Without omitting anything, return the records precisely as given.
BEGIN EXERCISE INPUTS
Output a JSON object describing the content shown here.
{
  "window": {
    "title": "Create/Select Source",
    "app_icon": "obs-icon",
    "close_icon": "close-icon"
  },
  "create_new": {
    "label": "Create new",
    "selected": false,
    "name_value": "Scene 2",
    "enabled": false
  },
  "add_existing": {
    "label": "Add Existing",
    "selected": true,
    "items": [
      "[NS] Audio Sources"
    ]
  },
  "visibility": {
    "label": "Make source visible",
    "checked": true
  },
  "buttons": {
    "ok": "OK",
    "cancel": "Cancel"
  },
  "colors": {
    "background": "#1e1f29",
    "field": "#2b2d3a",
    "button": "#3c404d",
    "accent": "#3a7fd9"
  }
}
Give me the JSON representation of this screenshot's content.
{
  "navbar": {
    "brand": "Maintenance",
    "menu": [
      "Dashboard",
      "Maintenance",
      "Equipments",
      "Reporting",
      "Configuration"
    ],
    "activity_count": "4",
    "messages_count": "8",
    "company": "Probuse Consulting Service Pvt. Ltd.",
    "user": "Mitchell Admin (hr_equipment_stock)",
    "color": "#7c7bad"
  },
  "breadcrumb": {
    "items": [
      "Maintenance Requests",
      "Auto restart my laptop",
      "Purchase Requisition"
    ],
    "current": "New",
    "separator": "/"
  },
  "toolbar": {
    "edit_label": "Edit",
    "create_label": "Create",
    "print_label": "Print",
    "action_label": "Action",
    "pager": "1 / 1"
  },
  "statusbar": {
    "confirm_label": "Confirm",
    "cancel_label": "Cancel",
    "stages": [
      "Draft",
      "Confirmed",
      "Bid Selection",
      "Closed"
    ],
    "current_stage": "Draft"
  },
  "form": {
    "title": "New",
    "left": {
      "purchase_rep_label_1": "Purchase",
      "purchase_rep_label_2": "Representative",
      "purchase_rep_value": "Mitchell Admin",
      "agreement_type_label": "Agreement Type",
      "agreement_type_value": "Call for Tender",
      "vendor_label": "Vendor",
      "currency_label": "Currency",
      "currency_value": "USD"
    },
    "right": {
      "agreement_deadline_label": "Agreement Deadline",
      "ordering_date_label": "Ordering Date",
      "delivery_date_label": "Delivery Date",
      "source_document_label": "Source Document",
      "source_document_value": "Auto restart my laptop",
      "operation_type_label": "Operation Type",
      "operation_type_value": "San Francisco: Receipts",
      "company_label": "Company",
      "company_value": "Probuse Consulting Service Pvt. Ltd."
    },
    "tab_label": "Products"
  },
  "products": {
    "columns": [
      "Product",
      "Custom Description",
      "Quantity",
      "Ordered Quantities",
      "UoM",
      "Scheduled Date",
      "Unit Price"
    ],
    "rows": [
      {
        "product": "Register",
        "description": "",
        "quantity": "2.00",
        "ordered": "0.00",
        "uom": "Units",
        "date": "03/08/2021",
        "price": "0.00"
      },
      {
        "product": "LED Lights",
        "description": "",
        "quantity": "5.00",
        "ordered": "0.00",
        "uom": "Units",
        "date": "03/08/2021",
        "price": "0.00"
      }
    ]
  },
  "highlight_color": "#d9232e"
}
END EXERCISE INPUTS
#### [SOLUTION BELOW]
Output a JSON object describing the content shown here.
{
  "window": {
    "title": "Create/Select Source",
    "app_icon": "obs-icon",
    "close_icon": "close-icon"
  },
  "create_new": {
    "label": "Create new",
    "selected": false,
    "name_value": "Scene 2",
    "enabled": false
  },
  "add_existing": {
    "label": "Add Existing",
    "selected": true,
    "items": [
      "[NS] Audio Sources"
    ]
  },
  "visibility": {
    "label": "Make source visible",
    "checked": true
  },
  "buttons": {
    "ok": "OK",
    "cancel": "Cancel"
  },
  "colors": {
    "background": "#1e1f29",
    "field": "#2b2d3a",
    "button": "#3c404d",
    "accent": "#3a7fd9"
  }
}
Give me the JSON representation of this screenshot's content.
{
  "navbar": {
    "brand": "Maintenance",
    "menu": [
      "Dashboard",
      "Maintenance",
      "Equipments",
      "Reporting",
      "Configuration"
    ],
    "activity_count": "4",
    "messages_count": "8",
    "company": "Probuse Consulting Service Pvt. Ltd.",
    "user": "Mitchell Admin (hr_equipment_stock)",
    "color": "#7c7bad"
  },
  "breadcrumb": {
    "items": [
      "Maintenance Requests",
      "Auto restart my laptop",
      "Purchase Requisition"
    ],
    "current": "New",
    "separator": "/"
  },
  "toolbar": {
    "edit_label": "Edit",
    "create_label": "Create",
    "print_label": "Print",
    "action_label": "Action",
    "pager": "1 / 1"
  },
  "statusbar": {
    "confirm_label": "Confirm",
    "cancel_label": "Cancel",
    "stages": [
      "Draft",
      "Confirmed",
      "Bid Selection",
      "Closed"
    ],
    "current_stage": "Draft"
  },
  "form": {
    "title": "New",
    "left": {
      "purchase_rep_label_1": "Purchase",
      "purchase_rep_label_2": "Representative",
      "purchase_rep_value": "Mitchell Admin",
      "agreement_type_label": "Agreement Type",
      "agreement_type_value": "Call for Tender",
      "vendor_label": "Vendor",
      "currency_label": "Currency",
      "currency_value": "USD"
    },
    "right": {
      "agreement_deadline_label": "Agreement Deadline",
      "ordering_date_label": "Ordering Date",
      "delivery_date_label": "Delivery Date",
      "source_document_label": "Source Document",
      "source_document_value": "Auto restart my laptop",
      "operation_type_label": "Operation Type",
      "operation_type_value": "San Francisco: Receipts",
      "company_label": "Company",
      "company_value": "Probuse Consulting Service Pvt. Ltd."
    },
    "tab_label": "Products"
  },
  "products": {
    "columns": [
      "Product",
      "Custom Description",
      "Quantity",
      "Ordered Quantities",
      "UoM",
      "Scheduled Date",
      "Unit Price"
    ],
    "rows": [
      {
        "product": "Register",
        "description": "",
        "quantity": "2.00",
        "ordered": "0.00",
        "uom": "Units",
        "date": "03/08/2021",
        "price": "0.00"
      },
      {
        "product": "LED Lights",
        "description": "",
        "quantity": "5.00",
        "ordered": "0.00",
        "uom": "Units",
        "date": "03/08/2021",
        "price": "0.00"
      }
    ]
  },
  "highlight_color": "#d9232e"
}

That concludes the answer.